• **Work to do**: Each record below is to be copied word for word, with pictures removed.

Stored entries

######

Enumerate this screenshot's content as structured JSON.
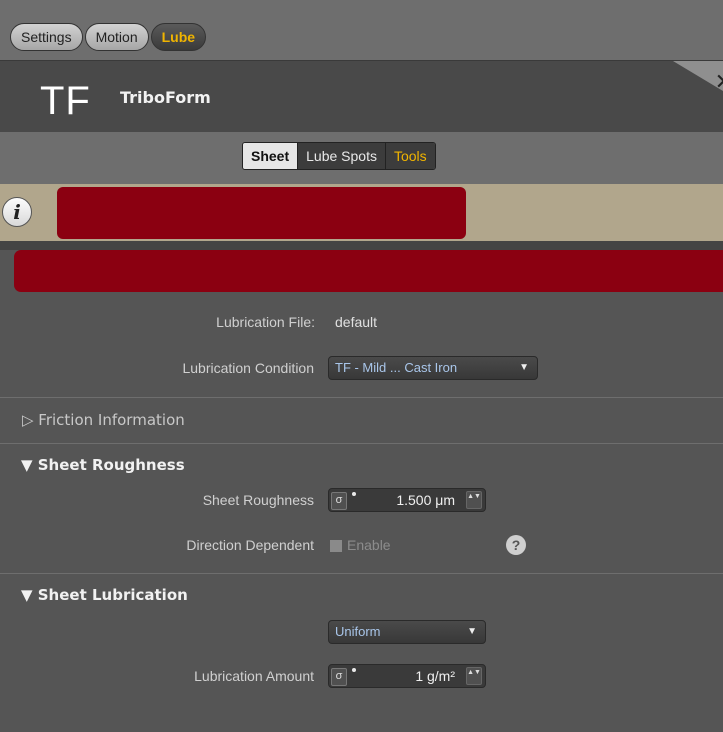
{
  "top_tabs": {
    "settings": "Settings",
    "motion": "Motion",
    "lube": "Lube"
  },
  "header": {
    "logo": "TF",
    "title": "TriboForm",
    "close": "✕"
  },
  "sub_tabs": {
    "sheet": "Sheet",
    "lube_spots": "Lube Spots",
    "tools": "Tools"
  },
  "info": {
    "icon": "i"
  },
  "lubrication": {
    "file_label": "Lubrication File:",
    "file_value": "default",
    "condition_label": "Lubrication Condition",
    "condition_value": "TF - Mild ... Cast Iron"
  },
  "friction": {
    "title": "▷ Friction Information"
  },
  "sheet_roughness": {
    "title": "▼ Sheet Roughness",
    "roughness_label": "Sheet Roughness",
    "roughness_value": "1.500 μm",
    "direction_label": "Direction Dependent",
    "enable_label": "Enable",
    "help": "?"
  },
  "sheet_lubrication": {
    "title": "▼ Sheet Lubrication",
    "distribution_value": "Uniform",
    "amount_label": "Lubrication Amount",
    "amount_value": "1 g/m²"
  },
  "icons": {
    "sigma": "σ",
    "spin": "▲▼",
    "dropdown": "▼"
  },
  "colors": {
    "accent": "#f0b400",
    "error": "#8b0011",
    "info_bg": "#b1a68c",
    "panel": "#555555",
    "dropdown_text": "#a9c6ea"
  }
}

######

• **Solution**:
Enumerate this screenshot's content as structured JSON.
{
  "top_tabs": {
    "settings": "Settings",
    "motion": "Motion",
    "lube": "Lube"
  },
  "header": {
    "logo": "TF",
    "title": "TriboForm",
    "close": "✕"
  },
  "sub_tabs": {
    "sheet": "Sheet",
    "lube_spots": "Lube Spots",
    "tools": "Tools"
  },
  "info": {
    "icon": "i"
  },
  "lubrication": {
    "file_label": "Lubrication File:",
    "file_value": "default",
    "condition_label": "Lubrication Condition",
    "condition_value": "TF - Mild ... Cast Iron"
  },
  "friction": {
    "title": "▷ Friction Information"
  },
  "sheet_roughness": {
    "title": "▼ Sheet Roughness",
    "roughness_label": "Sheet Roughness",
    "roughness_value": "1.500 μm",
    "direction_label": "Direction Dependent",
    "enable_label": "Enable",
    "help": "?"
  },
  "sheet_lubrication": {
    "title": "▼ Sheet Lubrication",
    "distribution_value": "Uniform",
    "amount_label": "Lubrication Amount",
    "amount_value": "1 g/m²"
  },
  "icons": {
    "sigma": "σ",
    "spin": "▲▼",
    "dropdown": "▼"
  },
  "colors": {
    "accent": "#f0b400",
    "error": "#8b0011",
    "info_bg": "#b1a68c",
    "panel": "#555555",
    "dropdown_text": "#a9c6ea"
  }
}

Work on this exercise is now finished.